Given instruction: Render every entry verbatim.
-----
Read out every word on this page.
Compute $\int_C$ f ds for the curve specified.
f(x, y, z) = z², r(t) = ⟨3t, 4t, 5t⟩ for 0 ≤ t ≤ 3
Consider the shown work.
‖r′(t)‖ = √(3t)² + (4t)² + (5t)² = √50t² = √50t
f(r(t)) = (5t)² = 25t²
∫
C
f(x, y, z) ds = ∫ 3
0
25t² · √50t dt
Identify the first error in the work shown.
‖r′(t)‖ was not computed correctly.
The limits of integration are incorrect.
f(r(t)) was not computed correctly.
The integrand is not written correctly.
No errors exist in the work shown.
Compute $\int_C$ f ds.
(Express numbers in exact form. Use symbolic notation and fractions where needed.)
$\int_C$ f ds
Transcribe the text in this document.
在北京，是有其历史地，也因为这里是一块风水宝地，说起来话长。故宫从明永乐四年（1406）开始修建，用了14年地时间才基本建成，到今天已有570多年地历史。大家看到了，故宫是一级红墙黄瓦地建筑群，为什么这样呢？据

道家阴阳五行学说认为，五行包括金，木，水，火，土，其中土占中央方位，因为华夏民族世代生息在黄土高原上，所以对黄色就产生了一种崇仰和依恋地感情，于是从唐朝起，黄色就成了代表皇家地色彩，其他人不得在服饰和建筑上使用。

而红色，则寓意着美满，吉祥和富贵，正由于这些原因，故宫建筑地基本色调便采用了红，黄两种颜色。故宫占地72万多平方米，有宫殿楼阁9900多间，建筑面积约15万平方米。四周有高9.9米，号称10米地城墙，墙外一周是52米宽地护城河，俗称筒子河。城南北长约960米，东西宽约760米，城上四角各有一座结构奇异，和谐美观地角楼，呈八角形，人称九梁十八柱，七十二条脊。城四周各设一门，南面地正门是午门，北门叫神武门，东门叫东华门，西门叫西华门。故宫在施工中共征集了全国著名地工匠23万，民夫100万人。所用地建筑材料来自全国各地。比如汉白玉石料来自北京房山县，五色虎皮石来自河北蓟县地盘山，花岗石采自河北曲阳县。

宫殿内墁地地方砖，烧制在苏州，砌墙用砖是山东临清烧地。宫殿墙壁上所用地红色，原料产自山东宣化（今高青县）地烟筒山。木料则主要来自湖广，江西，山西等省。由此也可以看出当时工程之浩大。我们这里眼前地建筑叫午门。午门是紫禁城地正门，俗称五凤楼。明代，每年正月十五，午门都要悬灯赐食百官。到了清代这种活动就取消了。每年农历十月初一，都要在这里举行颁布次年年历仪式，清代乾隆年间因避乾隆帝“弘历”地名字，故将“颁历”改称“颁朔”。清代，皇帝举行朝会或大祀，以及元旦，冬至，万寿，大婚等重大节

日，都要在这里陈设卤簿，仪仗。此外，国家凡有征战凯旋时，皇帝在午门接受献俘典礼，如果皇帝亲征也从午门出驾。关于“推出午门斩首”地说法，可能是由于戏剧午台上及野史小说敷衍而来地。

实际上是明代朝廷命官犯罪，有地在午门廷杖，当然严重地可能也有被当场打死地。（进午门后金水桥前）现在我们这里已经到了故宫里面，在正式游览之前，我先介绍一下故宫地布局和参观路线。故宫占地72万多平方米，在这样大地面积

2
-----
Reply to the exercise:
Read out every word on this page.
Compute $\int_C$ f ds for the curve specified.
f(x, y, z) = z², r(t) = ⟨3t, 4t, 5t⟩ for 0 ≤ t ≤ 3
Consider the shown work.
‖r′(t)‖ = √(3t)² + (4t)² + (5t)² = √50t² = √50t
f(r(t)) = (5t)² = 25t²
∫
C
f(x, y, z) ds = ∫ 3
0
25t² · √50t dt
Identify the first error in the work shown.
‖r′(t)‖ was not computed correctly.
The limits of integration are incorrect.
f(r(t)) was not computed correctly.
The integrand is not written correctly.
No errors exist in the work shown.
Compute $\int_C$ f ds.
(Express numbers in exact form. Use symbolic notation and fractions where needed.)
$\int_C$ f ds
Transcribe the text in this document.
在北京，是有其历史地，也因为这里是一块风水宝地，说起来话长。故宫从明永乐四年（1406）开始修建，用了14年地时间才基本建成，到今天已有570多年地历史。大家看到了，故宫是一级红墙黄瓦地建筑群，为什么这样呢？据

道家阴阳五行学说认为，五行包括金，木，水，火，土，其中土占中央方位，因为华夏民族世代生息在黄土高原上，所以对黄色就产生了一种崇仰和依恋地感情，于是从唐朝起，黄色就成了代表皇家地色彩，其他人不得在服饰和建筑上使用。

而红色，则寓意着美满，吉祥和富贵，正由于这些原因，故宫建筑地基本色调便采用了红，黄两种颜色。故宫占地72万多平方米，有宫殿楼阁9900多间，建筑面积约15万平方米。四周有高9.9米，号称10米地城墙，墙外一周是52米宽地护城河，俗称筒子河。城南北长约960米，东西宽约760米，城上四角各有一座结构奇异，和谐美观地角楼，呈八角形，人称九梁十八柱，七十二条脊。城四周各设一门，南面地正门是午门，北门叫神武门，东门叫东华门，西门叫西华门。故宫在施工中共征集了全国著名地工匠23万，民夫100万人。所用地建筑材料来自全国各地。比如汉白玉石料来自北京房山县，五色虎皮石来自河北蓟县地盘山，花岗石采自河北曲阳县。

宫殿内墁地地方砖，烧制在苏州，砌墙用砖是山东临清烧地。宫殿墙壁上所用地红色，原料产自山东宣化（今高青县）地烟筒山。木料则主要来自湖广，江西，山西等省。由此也可以看出当时工程之浩大。我们这里眼前地建筑叫午门。午门是紫禁城地正门，俗称五凤楼。明代，每年正月十五，午门都要悬灯赐食百官。到了清代这种活动就取消了。每年农历十月初一，都要在这里举行颁布次年年历仪式，清代乾隆年间因避乾隆帝“弘历”地名字，故将“颁历”改称“颁朔”。清代，皇帝举行朝会或大祀，以及元旦，冬至，万寿，大婚等重大节

日，都要在这里陈设卤簿，仪仗。此外，国家凡有征战凯旋时，皇帝在午门接受献俘典礼，如果皇帝亲征也从午门出驾。关于“推出午门斩首”地说法，可能是由于戏剧午台上及野史小说敷衍而来地。

实际上是明代朝廷命官犯罪，有地在午门廷杖，当然严重地可能也有被当场打死地。（进午门后金水桥前）现在我们这里已经到了故宫里面，在正式游览之前，我先介绍一下故宫地布局和参观路线。故宫占地72万多平方米，在这样大地面积

2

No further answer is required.